* Start *
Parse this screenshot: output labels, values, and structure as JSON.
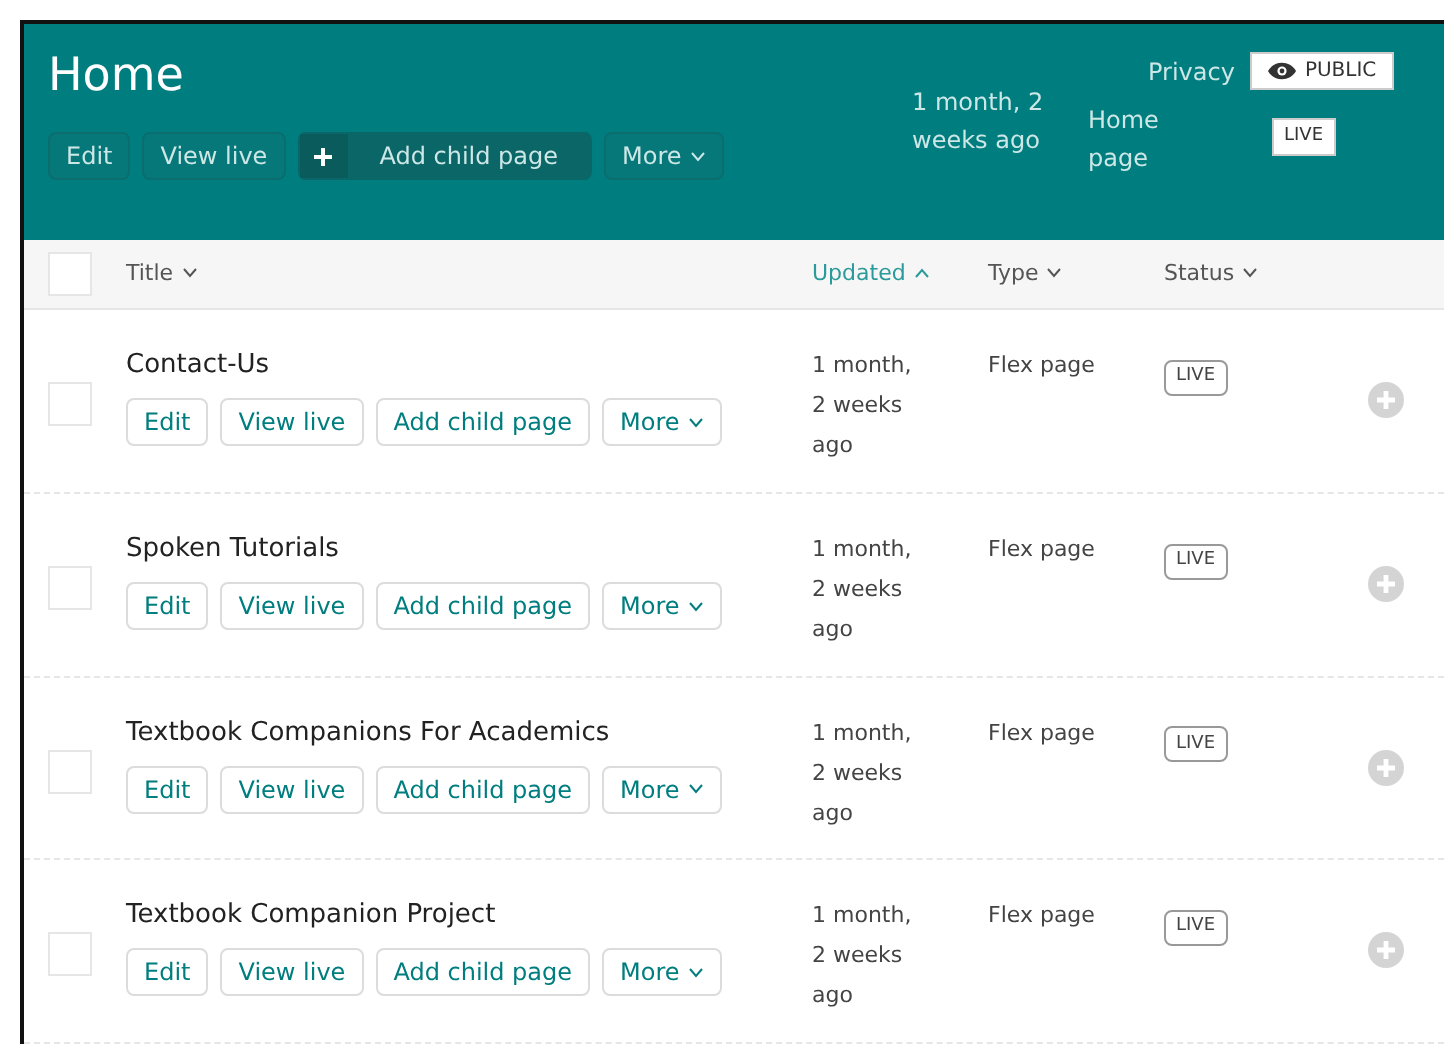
{
  "parent": {
    "title": "Home",
    "actions": [
      {
        "label": "Edit",
        "kind": "plain"
      },
      {
        "label": "View live",
        "kind": "plain"
      },
      {
        "label": "Add child page",
        "kind": "add"
      },
      {
        "label": "More",
        "kind": "menu"
      }
    ],
    "updated": "1 month, 2 weeks ago",
    "type": "Home page",
    "privacy_label": "Privacy",
    "privacy": "PUBLIC",
    "status": "LIVE"
  },
  "select_all": {
    "checked": false
  },
  "columns": [
    {
      "label": "Title",
      "selected": false
    },
    {
      "label": "Updated",
      "selected": true
    },
    {
      "label": "Type",
      "selected": false
    },
    {
      "label": "Status",
      "selected": false
    }
  ],
  "rows": [
    {
      "checked": false,
      "title": "Contact-Us",
      "actions": [
        {
          "label": "Edit",
          "kind": "plain"
        },
        {
          "label": "View live",
          "kind": "plain"
        },
        {
          "label": "Add child page",
          "kind": "plain"
        },
        {
          "label": "More",
          "kind": "menu"
        }
      ],
      "updated": "1 month, 2 weeks ago",
      "type": "Flex page",
      "status": "LIVE"
    },
    {
      "checked": false,
      "title": "Spoken Tutorials",
      "actions": [
        {
          "label": "Edit",
          "kind": "plain"
        },
        {
          "label": "View live",
          "kind": "plain"
        },
        {
          "label": "Add child page",
          "kind": "plain"
        },
        {
          "label": "More",
          "kind": "menu"
        }
      ],
      "updated": "1 month, 2 weeks ago",
      "type": "Flex page",
      "status": "LIVE"
    },
    {
      "checked": false,
      "title": "Textbook Companions For Academics",
      "actions": [
        {
          "label": "Edit",
          "kind": "plain"
        },
        {
          "label": "View live",
          "kind": "plain"
        },
        {
          "label": "Add child page",
          "kind": "plain"
        },
        {
          "label": "More",
          "kind": "menu"
        }
      ],
      "updated": "1 month, 2 weeks ago",
      "type": "Flex page",
      "status": "LIVE"
    },
    {
      "checked": false,
      "title": "Textbook Companion Project",
      "actions": [
        {
          "label": "Edit",
          "kind": "plain"
        },
        {
          "label": "View live",
          "kind": "plain"
        },
        {
          "label": "Add child page",
          "kind": "plain"
        },
        {
          "label": "More",
          "kind": "menu"
        }
      ],
      "updated": "1 month, 2 weeks ago",
      "type": "Flex page",
      "status": "LIVE"
    }
  ]
}
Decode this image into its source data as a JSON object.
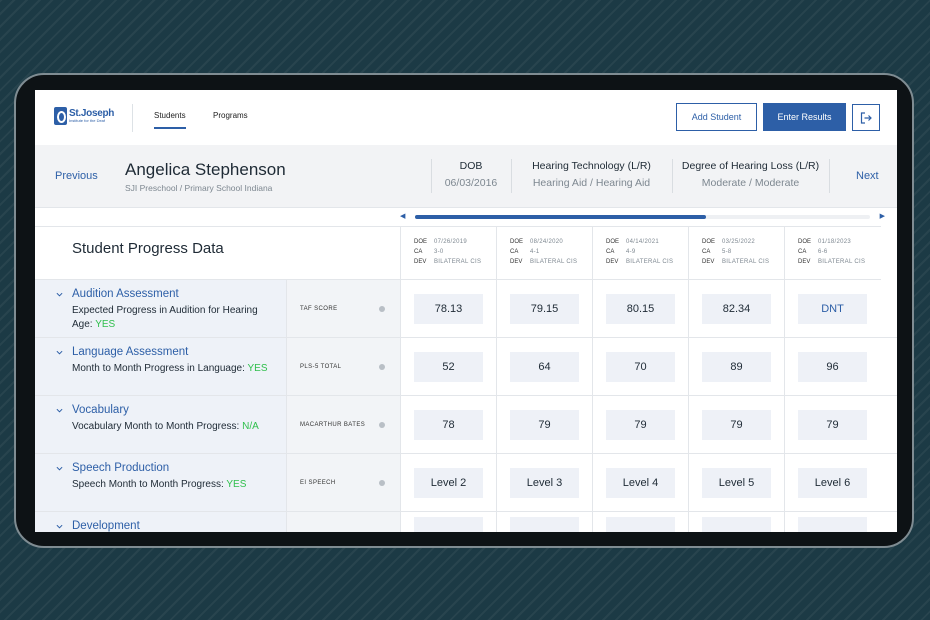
{
  "brand": {
    "name": "St.Joseph",
    "subtitle": "Institute for the Deaf"
  },
  "nav": {
    "students": "Students",
    "programs": "Programs"
  },
  "actions": {
    "add_student": "Add Student",
    "enter_results": "Enter Results"
  },
  "student": {
    "previous": "Previous",
    "next": "Next",
    "name": "Angelica Stephenson",
    "school": "SJI Preschool / Primary School Indiana",
    "dob_label": "DOB",
    "dob": "06/03/2016",
    "tech_label": "Hearing Technology (L/R)",
    "tech": "Hearing Aid / Hearing Aid",
    "loss_label": "Degree of Hearing Loss (L/R)",
    "loss": "Moderate / Moderate"
  },
  "scroll": {
    "left_icon": "◀",
    "right_icon": "▶",
    "position": 0.64
  },
  "table": {
    "title": "Student Progress Data",
    "keys": {
      "doe": "DOE",
      "ca": "CA",
      "dev": "DEV"
    },
    "columns": [
      {
        "doe": "07/26/2019",
        "ca": "3-0",
        "dev": "BILATERAL CIS"
      },
      {
        "doe": "08/24/2020",
        "ca": "4-1",
        "dev": "BILATERAL CIS"
      },
      {
        "doe": "04/14/2021",
        "ca": "4-9",
        "dev": "BILATERAL CIS"
      },
      {
        "doe": "03/25/2022",
        "ca": "5-8",
        "dev": "BILATERAL CIS"
      },
      {
        "doe": "01/18/2023",
        "ca": "6-6",
        "dev": "BILATERAL CIS"
      }
    ],
    "rows": [
      {
        "name": "Audition Assessment",
        "desc": "Expected Progress in Audition for Hearing Age:",
        "flag": "YES",
        "metric": "TAF SCORE",
        "values": [
          "78.13",
          "79.15",
          "80.15",
          "82.34",
          "DNT"
        ]
      },
      {
        "name": "Language Assessment",
        "desc": "Month to Month Progress in Language:",
        "flag": "YES",
        "metric": "PLS-5 TOTAL",
        "values": [
          "52",
          "64",
          "70",
          "89",
          "96"
        ]
      },
      {
        "name": "Vocabulary",
        "desc": "Vocabulary Month to Month Progress:",
        "flag": "N/A",
        "metric": "MACARTHUR BATES",
        "values": [
          "78",
          "79",
          "79",
          "79",
          "79"
        ]
      },
      {
        "name": "Speech Production",
        "desc": "Speech Month to Month Progress:",
        "flag": "YES",
        "metric": "EI SPEECH",
        "values": [
          "Level 2",
          "Level 3",
          "Level 4",
          "Level 5",
          "Level 6"
        ]
      },
      {
        "name": "Development",
        "desc": "",
        "flag": "",
        "metric": "",
        "values": [
          "",
          "",
          "",
          "",
          ""
        ]
      }
    ]
  },
  "colors": {
    "accent": "#2d5fa7",
    "yes": "#2fbf4c",
    "row_bg": "#eef2f8",
    "background": "#1c3a45"
  }
}
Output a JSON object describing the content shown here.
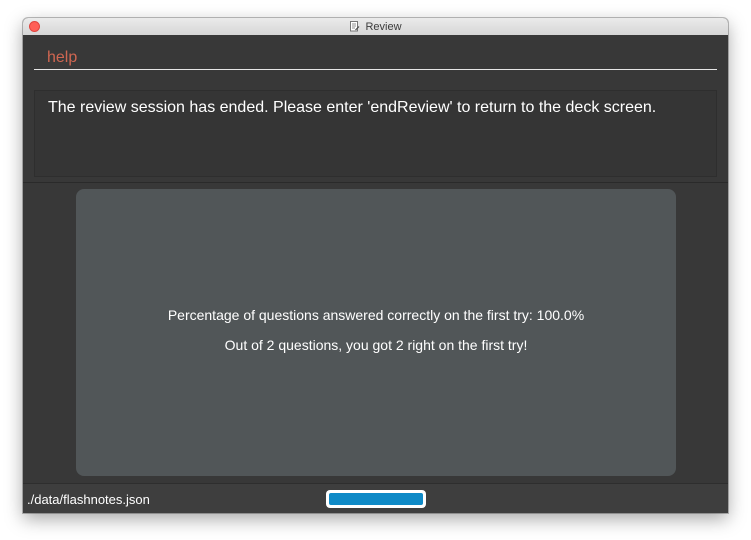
{
  "window": {
    "title": "Review"
  },
  "command": {
    "value": "help",
    "text_color": "#d06651"
  },
  "result": {
    "message": "The review session has ended. Please enter 'endReview' to return to the deck screen."
  },
  "stats": {
    "percentage_line": "Percentage of questions answered correctly on the first try: 100.0%",
    "summary_line": "Out of 2 questions, you got 2 right on the first try!"
  },
  "status": {
    "file_path": "./data/flashnotes.json",
    "progress": 1.0,
    "progress_color": "#0f8ac7"
  },
  "icons": {
    "close": "close-icon",
    "title": "document-icon"
  }
}
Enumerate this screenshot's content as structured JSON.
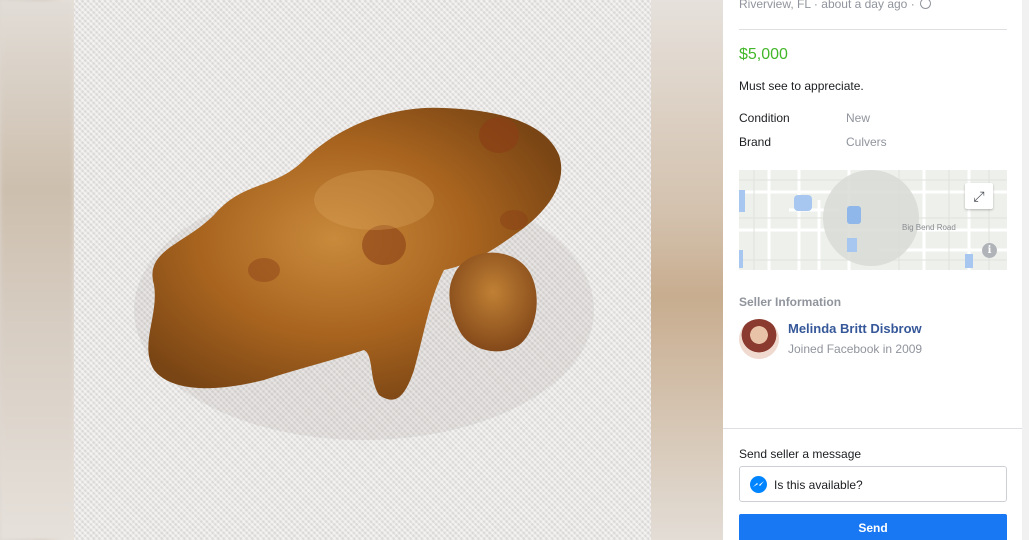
{
  "listing": {
    "location": "Riverview, FL",
    "separator": "·",
    "posted": "about a day ago",
    "price": "$5,000",
    "description": "Must see to appreciate.",
    "details": [
      {
        "key": "Condition",
        "value": "New"
      },
      {
        "key": "Brand",
        "value": "Culvers"
      }
    ]
  },
  "map": {
    "road_label": "Big Bend Road",
    "expand_icon": "expand-arrows-icon",
    "info_icon": "info-icon"
  },
  "seller": {
    "heading": "Seller Information",
    "name": "Melinda Britt Disbrow",
    "joined": "Joined Facebook in 2009"
  },
  "message": {
    "title": "Send seller a message",
    "input_value": "Is this available?",
    "send_label": "Send"
  },
  "colors": {
    "price": "#42b72a",
    "link": "#365899",
    "send_button": "#1877f2",
    "muted": "#90949c"
  }
}
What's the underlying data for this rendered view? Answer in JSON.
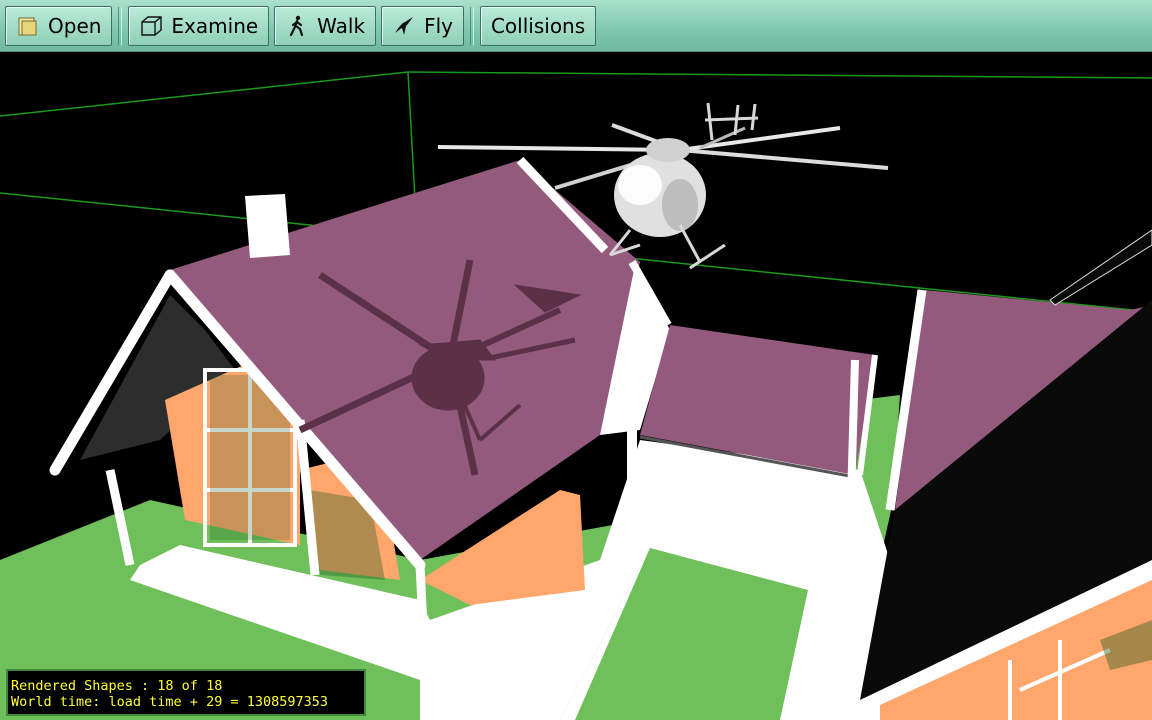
{
  "toolbar": {
    "open_label": "Open",
    "examine_label": "Examine",
    "walk_label": "Walk",
    "fly_label": "Fly",
    "collisions_label": "Collisions",
    "open_icon": "folder-icon",
    "examine_icon": "cube-icon",
    "walk_icon": "walking-person-icon",
    "fly_icon": "bird-icon"
  },
  "status": {
    "line1": "Rendered Shapes : 18 of 18",
    "line2": "World time: load time + 29 = 1308597353"
  },
  "colors": {
    "roof": "#935a7e",
    "wall": "#ffa66c",
    "grass": "#6fbf5a",
    "trim": "#ffffff",
    "bounding_box": "#1a9a1a",
    "status_text": "#ffff33",
    "toolbar": "#8fd1b9"
  }
}
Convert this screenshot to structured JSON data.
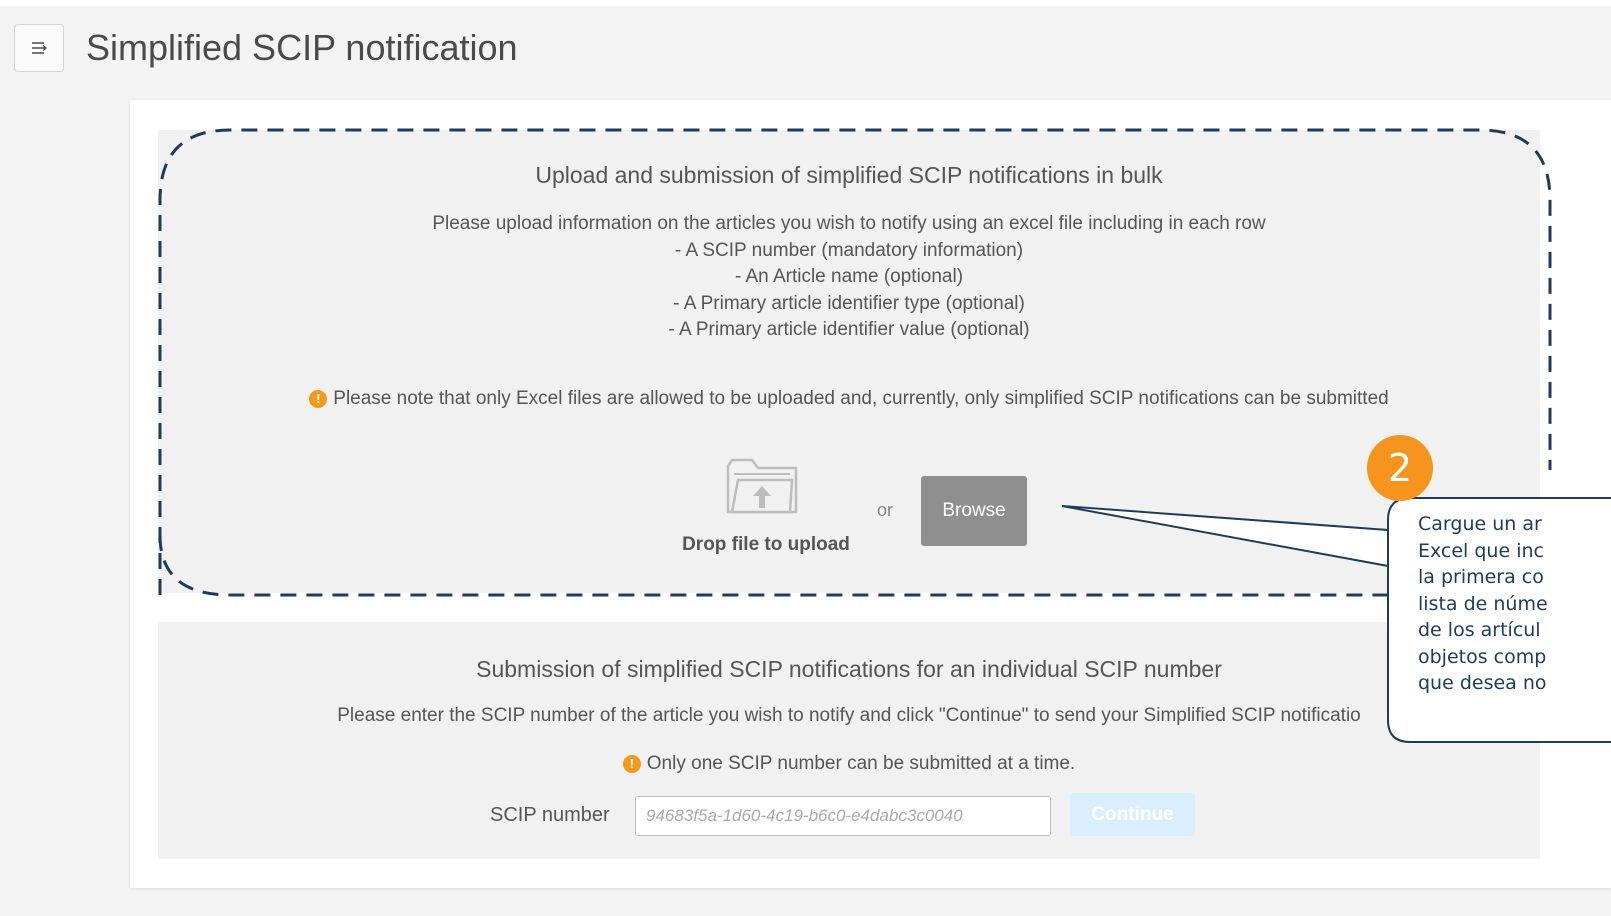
{
  "header": {
    "menu_icon": "menu-collapse-icon",
    "title": "Simplified SCIP notification"
  },
  "bulk": {
    "title": "Upload and submission of simplified SCIP notifications in bulk",
    "intro": "Please upload information on the articles you wish to notify using an excel file including in each row",
    "items": [
      "- A SCIP number (mandatory information)",
      "- An Article name (optional)",
      "- A Primary article identifier type (optional)",
      "- A Primary article identifier value (optional)"
    ],
    "note_icon": "!",
    "note": "Please note that only Excel files are allowed to be uploaded and, currently, only simplified SCIP notifications can be submitted",
    "drop_label": "Drop file to upload",
    "or_label": "or",
    "browse_label": "Browse"
  },
  "single": {
    "title": "Submission of simplified SCIP notifications for an individual SCIP number",
    "intro": "Please enter the SCIP number of the article you wish to notify and click \"Continue\" to send your Simplified SCIP notificatio",
    "note_icon": "!",
    "note": "Only one SCIP number can be submitted at a time.",
    "field_label": "SCIP number",
    "field_placeholder": "94683f5a-1d60-4c19-b6c0-e4dabc3c0040",
    "continue_label": "Continue"
  },
  "callout": {
    "number": "2",
    "lines": [
      "Cargue un ar",
      "Excel que inc",
      "la primera co",
      "lista de núme",
      "de los artícul",
      "objetos comp",
      "que desea no"
    ]
  },
  "colors": {
    "warning": "#f29a1c",
    "callout_badge": "#f7941d",
    "callout_border": "#1f3b5a",
    "dashed_outline": "#1f3b5a"
  }
}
* End *
• **Do this**: Using the entries above, return each line in which the word "time" occurs.

• **Result**:
    "line2": "World time: load time + 29 = 1308597353"
    "note": "Only one SCIP number can be submitted at a time.",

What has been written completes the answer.